◆ **Set exercise A**
Duplicate the part of the comment thread that opens with the words containing "Every time I" and closes with "papers this much.".

Oh darnit, that’s a long list. Ya know, even the angels and faeries can’t do any better than their best, and you are doing your best. As for the family stuff, at my mother’s request, I have it on my schedule to call her every Thursday morning. I thought it would make me crazy, but the benefit to me has been not feeling guilty anymore. Maybe you can pick one thing on your list and get proactive about it. You’ll feel better.

12 10 2008
jessica_dwg

::hugs, cookies, pats::
I’m sorry everything is overwhelming you — I think it has something to do with fall weather, the way these things can creep up on you, and all of a sudden all you feel is loss. I have had my fair share of these days lately, and I don’t have nearly so long a list of things to grieve.

12 10 2008
jessica_dwg

::hugs, cookies, pats::
I’m sorry everything is overwhelming you — I think it has something to do with fall weather, the way these things can creep up on you, and all of a sudden all you feel is loss. I have had my fair share of these days lately, and I don’t have nearly so long a list of things to grieve.

13 10 2008
spoonboy514

Teaching
I can’t weigh in on every subject here, but I can certainly relate on the teaching front.
Every time I read one of their papers, I can’t help but feel I’ve failed them as a teacher. I honestly feel like I was a better teacher five years ago than I am now.
Why is crafting a workable thesis such a hard concept to grasp/teach? They offer a weak claim, I say, “So what?” and they look back with blank eyes. “What do you mean, ‘So what?'”
I must be asking too much and giving too little.
I really shouldn’t hate reading their papers this much.

13 10 2008
tyra

Re: Teaching
you know… I’m wary of saying this because I don’t want it to sound like an unoriginal variation on my old complaints, but I do suspect that the problem might have a lot more to do with what and where you’re teaching than with the kind of teacher you are (or at least than you can be, when you have the reigns). knowing you, i suspect that you’re giving plenty, probably already more than you have the energy to give & still stay sane & healthy.

[Extracted records]
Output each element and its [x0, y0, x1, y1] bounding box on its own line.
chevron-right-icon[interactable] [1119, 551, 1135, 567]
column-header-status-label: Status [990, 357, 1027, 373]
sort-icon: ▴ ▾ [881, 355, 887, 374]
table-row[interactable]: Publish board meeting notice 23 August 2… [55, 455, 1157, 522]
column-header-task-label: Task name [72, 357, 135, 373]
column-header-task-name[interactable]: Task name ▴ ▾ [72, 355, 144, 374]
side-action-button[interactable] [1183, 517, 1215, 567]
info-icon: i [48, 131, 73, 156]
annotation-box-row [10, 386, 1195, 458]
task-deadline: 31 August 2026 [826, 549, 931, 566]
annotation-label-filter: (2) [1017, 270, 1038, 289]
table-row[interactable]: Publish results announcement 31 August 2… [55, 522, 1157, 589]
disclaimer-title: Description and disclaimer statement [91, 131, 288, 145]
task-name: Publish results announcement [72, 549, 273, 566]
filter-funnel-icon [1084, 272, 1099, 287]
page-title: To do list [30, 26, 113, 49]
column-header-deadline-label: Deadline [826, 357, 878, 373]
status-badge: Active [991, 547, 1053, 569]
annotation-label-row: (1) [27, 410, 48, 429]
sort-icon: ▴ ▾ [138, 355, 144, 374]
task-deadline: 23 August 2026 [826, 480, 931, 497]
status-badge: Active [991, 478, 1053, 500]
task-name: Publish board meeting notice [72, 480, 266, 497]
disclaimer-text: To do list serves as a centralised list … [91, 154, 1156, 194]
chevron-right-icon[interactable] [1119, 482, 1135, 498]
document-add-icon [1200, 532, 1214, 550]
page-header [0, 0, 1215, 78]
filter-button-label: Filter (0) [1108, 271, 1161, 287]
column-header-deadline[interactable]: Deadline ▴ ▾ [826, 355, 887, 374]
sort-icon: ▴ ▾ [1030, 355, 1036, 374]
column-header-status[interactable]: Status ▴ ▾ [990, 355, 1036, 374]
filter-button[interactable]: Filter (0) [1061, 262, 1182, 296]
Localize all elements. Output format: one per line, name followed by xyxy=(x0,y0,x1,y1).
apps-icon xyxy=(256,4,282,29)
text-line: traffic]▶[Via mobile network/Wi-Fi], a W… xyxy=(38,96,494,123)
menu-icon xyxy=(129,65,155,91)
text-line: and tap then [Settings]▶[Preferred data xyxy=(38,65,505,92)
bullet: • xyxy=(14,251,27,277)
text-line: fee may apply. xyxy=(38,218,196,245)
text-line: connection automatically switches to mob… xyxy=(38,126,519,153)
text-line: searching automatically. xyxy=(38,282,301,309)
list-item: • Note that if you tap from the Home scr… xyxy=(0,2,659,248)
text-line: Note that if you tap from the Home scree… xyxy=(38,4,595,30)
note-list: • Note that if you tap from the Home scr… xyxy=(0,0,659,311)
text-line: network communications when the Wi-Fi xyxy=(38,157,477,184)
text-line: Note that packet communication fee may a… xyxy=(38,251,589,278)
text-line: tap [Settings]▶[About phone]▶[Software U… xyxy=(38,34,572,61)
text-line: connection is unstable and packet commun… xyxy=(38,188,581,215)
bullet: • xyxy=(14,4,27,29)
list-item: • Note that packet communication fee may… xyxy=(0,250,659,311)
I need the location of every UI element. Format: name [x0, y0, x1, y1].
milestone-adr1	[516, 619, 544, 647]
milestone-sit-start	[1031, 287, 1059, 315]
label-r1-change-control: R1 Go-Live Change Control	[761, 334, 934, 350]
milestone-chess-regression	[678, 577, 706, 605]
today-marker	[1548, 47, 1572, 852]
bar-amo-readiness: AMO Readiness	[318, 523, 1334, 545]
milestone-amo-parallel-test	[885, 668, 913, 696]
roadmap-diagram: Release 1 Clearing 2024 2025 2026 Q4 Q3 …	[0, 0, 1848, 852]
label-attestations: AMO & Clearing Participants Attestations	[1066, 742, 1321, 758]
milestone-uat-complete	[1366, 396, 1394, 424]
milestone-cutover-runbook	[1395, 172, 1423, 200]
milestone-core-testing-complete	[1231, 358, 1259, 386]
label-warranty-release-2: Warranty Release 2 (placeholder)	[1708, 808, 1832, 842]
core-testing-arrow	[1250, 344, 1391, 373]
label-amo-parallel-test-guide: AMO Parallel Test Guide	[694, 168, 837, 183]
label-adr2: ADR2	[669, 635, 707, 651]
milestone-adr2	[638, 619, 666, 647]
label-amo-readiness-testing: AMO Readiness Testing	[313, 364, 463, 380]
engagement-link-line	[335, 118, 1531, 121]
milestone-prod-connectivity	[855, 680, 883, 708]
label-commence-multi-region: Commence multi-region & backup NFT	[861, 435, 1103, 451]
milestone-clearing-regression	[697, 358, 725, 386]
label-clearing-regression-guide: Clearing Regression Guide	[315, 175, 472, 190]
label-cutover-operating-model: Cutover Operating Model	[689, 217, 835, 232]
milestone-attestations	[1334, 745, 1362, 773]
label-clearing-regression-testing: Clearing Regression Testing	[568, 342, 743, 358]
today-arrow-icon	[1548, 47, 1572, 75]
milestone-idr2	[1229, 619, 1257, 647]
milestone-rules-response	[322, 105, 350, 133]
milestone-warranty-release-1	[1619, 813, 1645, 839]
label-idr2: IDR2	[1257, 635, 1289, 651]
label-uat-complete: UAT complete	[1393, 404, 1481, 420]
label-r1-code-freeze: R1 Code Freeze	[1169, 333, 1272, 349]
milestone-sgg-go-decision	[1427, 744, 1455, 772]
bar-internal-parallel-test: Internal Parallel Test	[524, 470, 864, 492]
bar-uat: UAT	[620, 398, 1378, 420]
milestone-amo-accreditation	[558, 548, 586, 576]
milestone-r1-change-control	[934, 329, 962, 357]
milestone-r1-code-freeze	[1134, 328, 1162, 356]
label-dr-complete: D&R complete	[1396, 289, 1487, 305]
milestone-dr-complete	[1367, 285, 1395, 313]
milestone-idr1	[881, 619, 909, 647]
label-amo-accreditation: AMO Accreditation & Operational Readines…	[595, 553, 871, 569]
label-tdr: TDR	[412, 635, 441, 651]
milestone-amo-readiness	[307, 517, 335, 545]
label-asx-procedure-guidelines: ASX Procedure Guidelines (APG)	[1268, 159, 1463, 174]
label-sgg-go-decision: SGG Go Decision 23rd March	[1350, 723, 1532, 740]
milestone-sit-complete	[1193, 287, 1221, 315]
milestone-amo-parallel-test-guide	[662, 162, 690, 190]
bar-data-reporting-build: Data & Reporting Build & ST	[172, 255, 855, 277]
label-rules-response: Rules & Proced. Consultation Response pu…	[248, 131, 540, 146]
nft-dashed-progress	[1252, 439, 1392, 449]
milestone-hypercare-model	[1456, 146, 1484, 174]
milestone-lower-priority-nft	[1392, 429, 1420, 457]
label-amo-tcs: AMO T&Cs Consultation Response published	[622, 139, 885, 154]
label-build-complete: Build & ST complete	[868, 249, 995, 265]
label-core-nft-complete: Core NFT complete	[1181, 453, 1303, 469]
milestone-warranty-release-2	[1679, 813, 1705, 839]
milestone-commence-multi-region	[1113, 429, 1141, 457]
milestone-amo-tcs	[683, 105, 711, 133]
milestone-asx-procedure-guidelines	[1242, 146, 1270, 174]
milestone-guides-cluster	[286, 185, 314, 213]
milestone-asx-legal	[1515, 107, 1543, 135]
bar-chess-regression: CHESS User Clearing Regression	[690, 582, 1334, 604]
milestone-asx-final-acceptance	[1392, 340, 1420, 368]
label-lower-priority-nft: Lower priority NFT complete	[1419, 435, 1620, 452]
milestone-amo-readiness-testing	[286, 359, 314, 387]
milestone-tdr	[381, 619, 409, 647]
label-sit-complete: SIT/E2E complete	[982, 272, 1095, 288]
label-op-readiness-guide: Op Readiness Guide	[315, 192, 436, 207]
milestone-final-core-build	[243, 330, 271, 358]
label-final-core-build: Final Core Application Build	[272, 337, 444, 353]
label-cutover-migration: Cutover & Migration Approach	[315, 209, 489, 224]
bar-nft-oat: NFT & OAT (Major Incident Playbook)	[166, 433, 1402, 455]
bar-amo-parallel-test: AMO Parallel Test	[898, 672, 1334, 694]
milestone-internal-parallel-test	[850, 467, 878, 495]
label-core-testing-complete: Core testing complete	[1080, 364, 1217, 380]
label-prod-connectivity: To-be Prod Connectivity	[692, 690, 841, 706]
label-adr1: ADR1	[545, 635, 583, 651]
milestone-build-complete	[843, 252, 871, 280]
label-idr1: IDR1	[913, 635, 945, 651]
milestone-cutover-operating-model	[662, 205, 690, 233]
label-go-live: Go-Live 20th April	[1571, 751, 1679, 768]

◆ **Set exercise B**
In the records, replace "bounding box" with "enclosing rectangle" in the lines running from the first line through the line that contains "sort-icon: ▴ ▾ [881, 355, 887, 374]". Return only those lines, otherwise unchanged.

◆ **Final result A**
Every time I read one of their papers, I can’t help but feel I’ve failed them as a teacher. I honestly feel like I was a better teacher five years ago than I am now.
Why is crafting a workable thesis such a hard concept to grasp/teach? They offer a weak claim, I say, “So what?” and they look back with blank eyes. “What do you mean, ‘So what?'”
I must be asking too much and giving too little.
I really shouldn’t hate reading their papers this much.

◆ **Final result B**
Output each element and its [x0, y0, x1, y1] enclosing rectangle on its own line.
chevron-right-icon[interactable] [1119, 551, 1135, 567]
column-header-status-label: Status [990, 357, 1027, 373]
sort-icon: ▴ ▾ [881, 355, 887, 374]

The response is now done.